Each record below should be output verbatim, without pictures.

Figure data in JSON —
----

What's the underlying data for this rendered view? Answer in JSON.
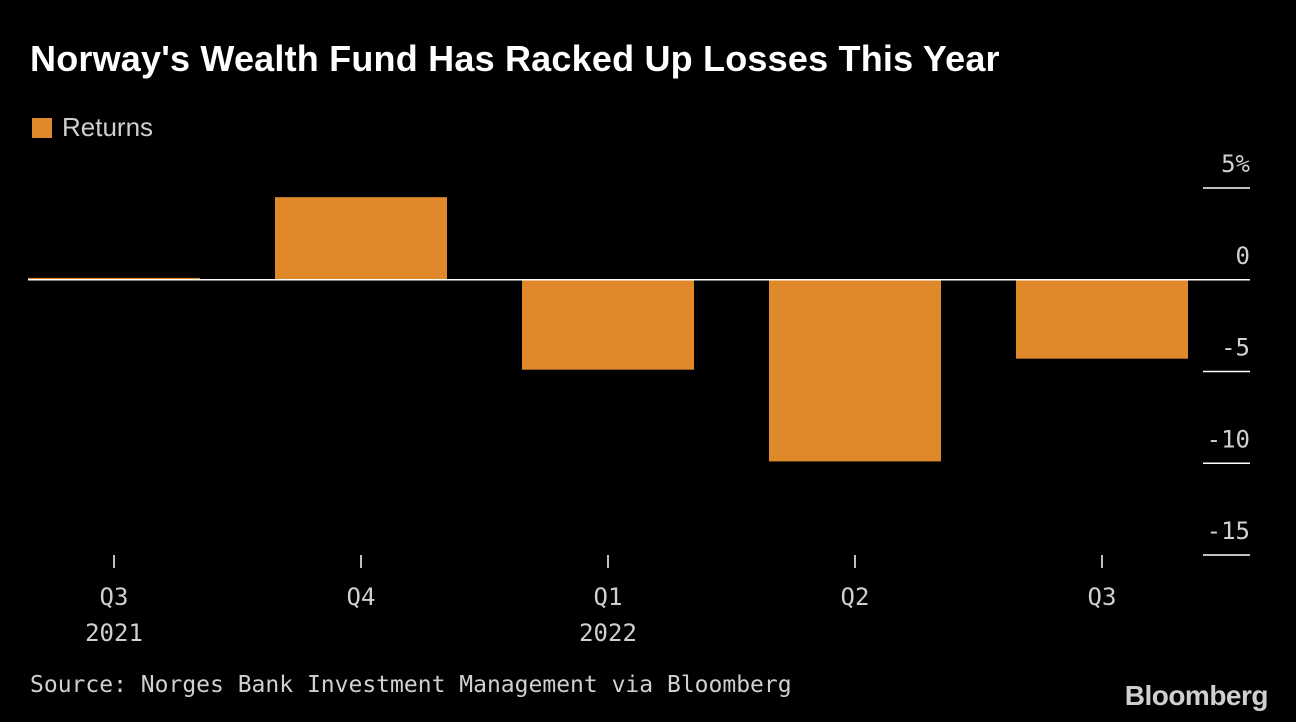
{
  "chart_data": {
    "type": "bar",
    "title": "Norway's Wealth Fund Has Racked Up Losses This Year",
    "legend": [
      "Returns"
    ],
    "legend_position": "top-left",
    "categories": [
      {
        "quarter": "Q3",
        "year": "2021"
      },
      {
        "quarter": "Q4",
        "year": ""
      },
      {
        "quarter": "Q1",
        "year": "2022"
      },
      {
        "quarter": "Q2",
        "year": ""
      },
      {
        "quarter": "Q3",
        "year": ""
      }
    ],
    "series": [
      {
        "name": "Returns",
        "values": [
          0.1,
          4.5,
          -4.9,
          -9.9,
          -4.3
        ]
      }
    ],
    "ylim": [
      -15,
      5
    ],
    "y_ticks": [
      {
        "value": 5,
        "label": "5%"
      },
      {
        "value": 0,
        "label": "0"
      },
      {
        "value": -5,
        "label": "-5"
      },
      {
        "value": -10,
        "label": "-10"
      },
      {
        "value": -15,
        "label": "-15"
      }
    ],
    "y_axis_side": "right",
    "grid": false,
    "bar_color": "#e0892a",
    "zero_line_color": "#ffffff",
    "source": "Source: Norges Bank Investment Management via Bloomberg"
  },
  "branding": {
    "logo_text": "Bloomberg"
  }
}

----

Output for this exercise —
What's the underlying data for this rendered view? Answer in JSON.
{
  "chart_data": {
    "type": "bar",
    "title": "Norway's Wealth Fund Has Racked Up Losses This Year",
    "legend": [
      "Returns"
    ],
    "legend_position": "top-left",
    "categories": [
      {
        "quarter": "Q3",
        "year": "2021"
      },
      {
        "quarter": "Q4",
        "year": ""
      },
      {
        "quarter": "Q1",
        "year": "2022"
      },
      {
        "quarter": "Q2",
        "year": ""
      },
      {
        "quarter": "Q3",
        "year": ""
      }
    ],
    "series": [
      {
        "name": "Returns",
        "values": [
          0.1,
          4.5,
          -4.9,
          -9.9,
          -4.3
        ]
      }
    ],
    "ylim": [
      -15,
      5
    ],
    "y_ticks": [
      {
        "value": 5,
        "label": "5%"
      },
      {
        "value": 0,
        "label": "0"
      },
      {
        "value": -5,
        "label": "-5"
      },
      {
        "value": -10,
        "label": "-10"
      },
      {
        "value": -15,
        "label": "-15"
      }
    ],
    "y_axis_side": "right",
    "grid": false,
    "bar_color": "#e0892a",
    "zero_line_color": "#ffffff",
    "source": "Source: Norges Bank Investment Management via Bloomberg"
  },
  "branding": {
    "logo_text": "Bloomberg"
  }
}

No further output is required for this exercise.